Objective
Reproduce each line of the following entries word for word.

Dataset items
○ ○ ○ ○ ○ ○ ○

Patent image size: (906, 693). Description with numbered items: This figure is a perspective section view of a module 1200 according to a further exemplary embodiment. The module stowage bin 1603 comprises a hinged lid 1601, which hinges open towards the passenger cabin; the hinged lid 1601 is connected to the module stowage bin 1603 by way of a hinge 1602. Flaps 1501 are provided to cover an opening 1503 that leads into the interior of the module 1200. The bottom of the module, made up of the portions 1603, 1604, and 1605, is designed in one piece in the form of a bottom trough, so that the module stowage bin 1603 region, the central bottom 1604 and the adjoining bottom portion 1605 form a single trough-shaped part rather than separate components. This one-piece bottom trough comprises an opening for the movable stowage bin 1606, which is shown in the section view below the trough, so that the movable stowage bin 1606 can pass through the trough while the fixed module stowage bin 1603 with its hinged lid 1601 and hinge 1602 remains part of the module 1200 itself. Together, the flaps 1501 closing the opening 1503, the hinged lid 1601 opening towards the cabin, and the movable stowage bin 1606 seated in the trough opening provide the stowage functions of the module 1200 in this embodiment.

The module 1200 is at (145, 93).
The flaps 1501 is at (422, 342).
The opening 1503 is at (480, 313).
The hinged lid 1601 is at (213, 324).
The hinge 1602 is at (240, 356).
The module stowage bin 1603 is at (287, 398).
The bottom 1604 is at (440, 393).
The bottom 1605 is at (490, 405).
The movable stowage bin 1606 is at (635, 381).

○ ○ ○ ○ ○ ○ ○

Result for this task
Patent image size: (906, 693). Description with numbered items: This figure is a perspective section view of a module 1200 according to a further exemplary embodiment. The module stowage bin 1603 comprises a hinged lid 1601, which hinges open towards the passenger cabin; the hinged lid 1601 is connected to the module stowage bin 1603 by way of a hinge 1602. Flaps 1501 are provided to cover an opening 1503 that leads into the interior of the module 1200. The bottom of the module, made up of the portions 1603, 1604, and 1605, is designed in one piece in the form of a bottom trough, so that the module stowage bin 1603 region, the central bottom 1604 and the adjoining bottom portion 1605 form a single trough-shaped part rather than separate components. This one-piece bottom trough comprises an opening for the movable stowage bin 1606, which is shown in the section view below the trough, so that the movable stowage bin 1606 can pass through the trough while the fixed module stowage bin 1603 with its hinged lid 1601 and hinge 1602 remains part of the module 1200 itself. Together, the flaps 1501 closing the opening 1503, the hinged lid 1601 opening towards the cabin, and the movable stowage bin 1606 seated in the trough opening provide the stowage functions of the module 1200 in this embodiment.

The module 1200 is at (145, 93).
The flaps 1501 is at (422, 342).
The opening 1503 is at (480, 313).
The hinged lid 1601 is at (213, 324).
The hinge 1602 is at (240, 356).
The module stowage bin 1603 is at (287, 398).
The bottom 1604 is at (440, 393).
The bottom 1605 is at (490, 405).
The movable stowage bin 1606 is at (635, 381).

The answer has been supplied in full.